- Page:
────────────────────────────────────────

Alana Michelle Howard
is a multidisciplinary performing artist, cultural advocate, and educator currently based in the Detroit area. As the founder of Alana Michelle Productions, she weaves together dance, music, acting, and writing to share powerful Black stories, confront generational trauma, and cultivate spaces for collective healing and transformation with an emphasis on spirituality and relationship with God.
Originally from St. Petersburg, Florida, Alana's artistic journey began early and was shaped by a rich blend of cultural influences in styles such as Hip Hop and traditional west African dance. Her deep commitment to healing through movement has been the driving force behind her evolution as both an artist and a community leader.
Alana holds a BFA degree in the performing arts from Savannah State University and her work is known for its emotional depth, black excellence, and narrative power—qualities that have earned her recognition in her community and social media platforms alike.
Currently, Alana serves as a dance educator at the University of Michigan, where she teaches Jazz Funk and Hip Hop dance integrating cultural history and social consciousness into her creative practice.
In 2024, she premiered her original production "HalleluYah" at the Kennedy Fine Arts Theatre. The performance was praised as a spiritually charged and soul-stirring experience—blending movement, music, and monologue into a unified artistic vision rooted in resilience and joy.
Alana also uses digital media to extend her reach and impact. Through her platforms on Instagram and TikTok (@iamalanamichelle), she offers an intimate look into her life’s story, creative process, educational work, and ongoing mission to uplift Black communities through the arts and working with the youth.
Alana Michelle Howard continues to break new ground as a performer and educator—dedicated to using her voice, body, and platform to inspire, educate, and heal.

────────────────────────────────────────

- Records for processing:
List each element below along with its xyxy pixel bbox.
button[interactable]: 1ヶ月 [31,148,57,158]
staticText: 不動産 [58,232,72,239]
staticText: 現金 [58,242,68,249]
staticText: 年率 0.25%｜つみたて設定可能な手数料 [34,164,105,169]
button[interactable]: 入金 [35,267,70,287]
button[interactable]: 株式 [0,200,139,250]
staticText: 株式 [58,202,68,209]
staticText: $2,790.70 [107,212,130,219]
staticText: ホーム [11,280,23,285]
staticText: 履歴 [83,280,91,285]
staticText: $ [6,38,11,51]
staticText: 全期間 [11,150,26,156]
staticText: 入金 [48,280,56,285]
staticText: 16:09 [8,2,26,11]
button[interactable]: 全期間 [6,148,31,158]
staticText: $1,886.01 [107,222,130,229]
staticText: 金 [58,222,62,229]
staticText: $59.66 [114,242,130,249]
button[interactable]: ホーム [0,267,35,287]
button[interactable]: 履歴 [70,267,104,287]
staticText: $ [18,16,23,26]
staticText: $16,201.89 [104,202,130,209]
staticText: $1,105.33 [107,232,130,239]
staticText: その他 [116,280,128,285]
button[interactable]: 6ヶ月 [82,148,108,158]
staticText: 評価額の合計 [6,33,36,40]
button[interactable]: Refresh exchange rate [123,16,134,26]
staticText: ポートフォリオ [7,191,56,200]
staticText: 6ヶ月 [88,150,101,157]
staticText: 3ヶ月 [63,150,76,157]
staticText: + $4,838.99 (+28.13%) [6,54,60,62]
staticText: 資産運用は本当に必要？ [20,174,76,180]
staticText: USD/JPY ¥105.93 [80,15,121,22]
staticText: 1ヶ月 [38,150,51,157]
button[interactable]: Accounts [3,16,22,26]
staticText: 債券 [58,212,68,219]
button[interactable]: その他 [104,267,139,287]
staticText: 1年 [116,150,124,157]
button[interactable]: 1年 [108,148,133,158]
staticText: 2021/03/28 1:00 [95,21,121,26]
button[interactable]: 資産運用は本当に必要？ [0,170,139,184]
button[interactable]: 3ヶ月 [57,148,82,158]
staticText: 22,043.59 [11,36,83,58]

────────────────────────────────────────

- Work instructions:
[a] Reproduce the listing, starting at its first line and stopping after the line that contains "staticText: 債券 [58,212,68,219]".
[b] Write what comes next in the profile of Alana Michelle Howard, picking up after its final sentence.
The profile of Alana Michelle Howard and the listing are independent of each other.

- Solved tasks:
[a]
List each element below along with its xyxy pixel bbox.
button[interactable]: 1ヶ月 [31,148,57,158]
staticText: 不動産 [58,232,72,239]
staticText: 現金 [58,242,68,249]
staticText: 年率 0.25%｜つみたて設定可能な手数料 [34,164,105,169]
button[interactable]: 入金 [35,267,70,287]
button[interactable]: 株式 [0,200,139,250]
staticText: 株式 [58,202,68,209]
staticText: $2,790.70 [107,212,130,219]
staticText: ホーム [11,280,23,285]
staticText: 履歴 [83,280,91,285]
staticText: $ [6,38,11,51]
staticText: 全期間 [11,150,26,156]
staticText: 入金 [48,280,56,285]
staticText: 16:09 [8,2,26,11]
button[interactable]: 全期間 [6,148,31,158]
staticText: $1,886.01 [107,222,130,229]
staticText: 金 [58,222,62,229]
staticText: $59.66 [114,242,130,249]
button[interactable]: ホーム [0,267,35,287]
button[interactable]: 履歴 [70,267,104,287]
staticText: $ [18,16,23,26]
staticText: $16,201.89 [104,202,130,209]
staticText: $1,105.33 [107,232,130,239]
staticText: その他 [116,280,128,285]
button[interactable]: 6ヶ月 [82,148,108,158]
staticText: 評価額の合計 [6,33,36,40]
button[interactable]: Refresh exchange rate [123,16,134,26]
staticText: ポートフォリオ [7,191,56,200]
staticText: 6ヶ月 [88,150,101,157]
staticText: 3ヶ月 [63,150,76,157]
staticText: + $4,838.99 (+28.13%) [6,54,60,62]
staticText: 資産運用は本当に必要？ [20,174,76,180]
staticText: USD/JPY ¥105.93 [80,15,121,22]
staticText: 1ヶ月 [38,150,51,157]
button[interactable]: Accounts [3,16,22,26]
staticText: 債券 [58,212,68,219]

[b]
Mission:
Alana Michelle Productions
exists to create art that heals, inspires, and uplifts. We are a multidisciplinary creative company that uses dance, film, and performance as tools for cultural restoration and personal transformation. Rooted in the traditions, rhythms, and resilience of the African diaspora, our work centers Black experiences and speaks to the trials of being a child of God.
Our mission is to honor the body as a living archive of both trauma and liberation. Through intentional movement, immersive storytelling, and community-based engagement, we seek to reimagine “Black”, spiritually, emotionally, and ancestrally. The testimony shared in movement—we believe art has the power to break cycles, build bridges, and bless generations. Alana Michelle Productions is committed to creating spaces where Black people can feel seen, safe, and spiritually grounded.
At our core, we believe that creative work is sacred work. And everything we produce—from stage to screen, classroom to community—is a reflection of that calling.
Our vision:
is to become a global creative force that redefines the role of art in healing, culture, and Black community life. We imagine a world where dance, storytelling, and ancestral memory are fully recognized as essential tools for liberation—where Black people everywhere feel empowered to reclaim their bodies, rewrite their narratives, and return to their spiritual center through movement.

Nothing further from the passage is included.